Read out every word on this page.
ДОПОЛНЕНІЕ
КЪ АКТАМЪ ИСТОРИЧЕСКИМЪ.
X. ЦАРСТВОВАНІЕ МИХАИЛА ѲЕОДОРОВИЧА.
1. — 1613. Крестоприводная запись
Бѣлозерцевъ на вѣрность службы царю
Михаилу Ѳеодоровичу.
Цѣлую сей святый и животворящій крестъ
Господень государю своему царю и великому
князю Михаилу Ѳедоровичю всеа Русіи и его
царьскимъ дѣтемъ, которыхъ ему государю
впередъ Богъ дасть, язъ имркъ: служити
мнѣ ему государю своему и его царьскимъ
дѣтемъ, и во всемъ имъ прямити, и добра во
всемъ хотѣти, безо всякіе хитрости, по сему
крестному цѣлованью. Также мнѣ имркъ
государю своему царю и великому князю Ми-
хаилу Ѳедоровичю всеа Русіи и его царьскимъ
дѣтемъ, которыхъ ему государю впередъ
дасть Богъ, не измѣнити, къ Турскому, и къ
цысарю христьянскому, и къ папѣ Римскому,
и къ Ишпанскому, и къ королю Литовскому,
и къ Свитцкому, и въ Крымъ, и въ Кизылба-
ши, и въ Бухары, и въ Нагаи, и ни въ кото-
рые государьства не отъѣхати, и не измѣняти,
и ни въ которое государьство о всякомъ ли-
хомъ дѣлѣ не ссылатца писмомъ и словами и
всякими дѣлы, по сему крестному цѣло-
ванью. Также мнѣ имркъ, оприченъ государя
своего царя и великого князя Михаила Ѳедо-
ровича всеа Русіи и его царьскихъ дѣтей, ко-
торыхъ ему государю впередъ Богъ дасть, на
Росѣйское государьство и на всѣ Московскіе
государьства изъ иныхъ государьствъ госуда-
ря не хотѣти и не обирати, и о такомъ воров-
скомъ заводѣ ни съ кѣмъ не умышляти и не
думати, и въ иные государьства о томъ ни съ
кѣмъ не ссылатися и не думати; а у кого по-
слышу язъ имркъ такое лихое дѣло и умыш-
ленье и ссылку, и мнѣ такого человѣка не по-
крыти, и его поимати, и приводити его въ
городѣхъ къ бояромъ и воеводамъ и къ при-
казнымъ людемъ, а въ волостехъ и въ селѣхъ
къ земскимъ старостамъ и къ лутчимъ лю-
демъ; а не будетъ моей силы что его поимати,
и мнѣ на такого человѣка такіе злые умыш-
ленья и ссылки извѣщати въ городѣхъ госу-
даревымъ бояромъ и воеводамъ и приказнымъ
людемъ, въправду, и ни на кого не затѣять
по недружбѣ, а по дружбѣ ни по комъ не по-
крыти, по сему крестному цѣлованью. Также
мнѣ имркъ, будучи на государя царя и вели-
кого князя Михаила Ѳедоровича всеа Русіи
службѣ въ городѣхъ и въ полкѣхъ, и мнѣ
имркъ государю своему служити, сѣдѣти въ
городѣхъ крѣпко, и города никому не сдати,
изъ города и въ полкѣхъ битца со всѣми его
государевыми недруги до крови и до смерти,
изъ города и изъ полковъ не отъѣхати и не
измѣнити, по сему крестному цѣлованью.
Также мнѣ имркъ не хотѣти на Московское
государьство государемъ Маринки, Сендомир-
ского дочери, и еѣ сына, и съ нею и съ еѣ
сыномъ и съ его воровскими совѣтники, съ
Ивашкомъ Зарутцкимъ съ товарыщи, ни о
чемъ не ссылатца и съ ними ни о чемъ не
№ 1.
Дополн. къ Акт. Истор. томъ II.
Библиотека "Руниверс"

▶ _INSTRUCTIONS TO FOLLOW_
Retype all the records, matching them exactly.

▶ _EXERCISE OUTPUT_
Read out every word on this page.
ДОПОЛНЕНІЕ
КЪ АКТАМЪ ИСТОРИЧЕСКИМЪ.
X. ЦАРСТВОВАНІЕ МИХАИЛА ѲЕОДОРОВИЧА.
1. — 1613. Крестоприводная запись
Бѣлозерцевъ на вѣрность службы царю
Михаилу Ѳеодоровичу.
Цѣлую сей святый и животворящій крестъ
Господень государю своему царю и великому
князю Михаилу Ѳедоровичю всеа Русіи и его
царьскимъ дѣтемъ, которыхъ ему государю
впередъ Богъ дасть, язъ имркъ: служити
мнѣ ему государю своему и его царьскимъ
дѣтемъ, и во всемъ имъ прямити, и добра во
всемъ хотѣти, безо всякіе хитрости, по сему
крестному цѣлованью. Также мнѣ имркъ
государю своему царю и великому князю Ми-
хаилу Ѳедоровичю всеа Русіи и его царьскимъ
дѣтемъ, которыхъ ему государю впередъ
дасть Богъ, не измѣнити, къ Турскому, и къ
цысарю христьянскому, и къ папѣ Римскому,
и къ Ишпанскому, и къ королю Литовскому,
и къ Свитцкому, и въ Крымъ, и въ Кизылба-
ши, и въ Бухары, и въ Нагаи, и ни въ кото-
рые государьства не отъѣхати, и не измѣняти,
и ни въ которое государьство о всякомъ ли-
хомъ дѣлѣ не ссылатца писмомъ и словами и
всякими дѣлы, по сему крестному цѣло-
ванью. Также мнѣ имркъ, оприченъ государя
своего царя и великого князя Михаила Ѳедо-
ровича всеа Русіи и его царьскихъ дѣтей, ко-
торыхъ ему государю впередъ Богъ дасть, на
Росѣйское государьство и на всѣ Московскіе
государьства изъ иныхъ государьствъ госуда-
ря не хотѣти и не обирати, и о такомъ воров-
скомъ заводѣ ни съ кѣмъ не умышляти и не
думати, и въ иные государьства о томъ ни съ
кѣмъ не ссылатися и не думати; а у кого по-
слышу язъ имркъ такое лихое дѣло и умыш-
ленье и ссылку, и мнѣ такого человѣка не по-
крыти, и его поимати, и приводити его въ
городѣхъ къ бояромъ и воеводамъ и къ при-
казнымъ людемъ, а въ волостехъ и въ селѣхъ
къ земскимъ старостамъ и къ лутчимъ лю-
демъ; а не будетъ моей силы что его поимати,
и мнѣ на такого человѣка такіе злые умыш-
ленья и ссылки извѣщати въ городѣхъ госу-
даревымъ бояромъ и воеводамъ и приказнымъ
людемъ, въправду, и ни на кого не затѣять
по недружбѣ, а по дружбѣ ни по комъ не по-
крыти, по сему крестному цѣлованью. Также
мнѣ имркъ, будучи на государя царя и вели-
кого князя Михаила Ѳедоровича всеа Русіи
службѣ въ городѣхъ и въ полкѣхъ, и мнѣ
имркъ государю своему служити, сѣдѣти въ
городѣхъ крѣпко, и города никому не сдати,
изъ города и въ полкѣхъ битца со всѣми его
государевыми недруги до крови и до смерти,
изъ города и изъ полковъ не отъѣхати и не
измѣнити, по сему крестному цѣлованью.
Также мнѣ имркъ не хотѣти на Московское
государьство государемъ Маринки, Сендомир-
ского дочери, и еѣ сына, и съ нею и съ еѣ
сыномъ и съ его воровскими совѣтники, съ
Ивашкомъ Зарутцкимъ съ товарыщи, ни о
чемъ не ссылатца и съ ними ни о чемъ не
№ 1.
Дополн. къ Акт. Истор. томъ II.
Библиотека "Руниверс"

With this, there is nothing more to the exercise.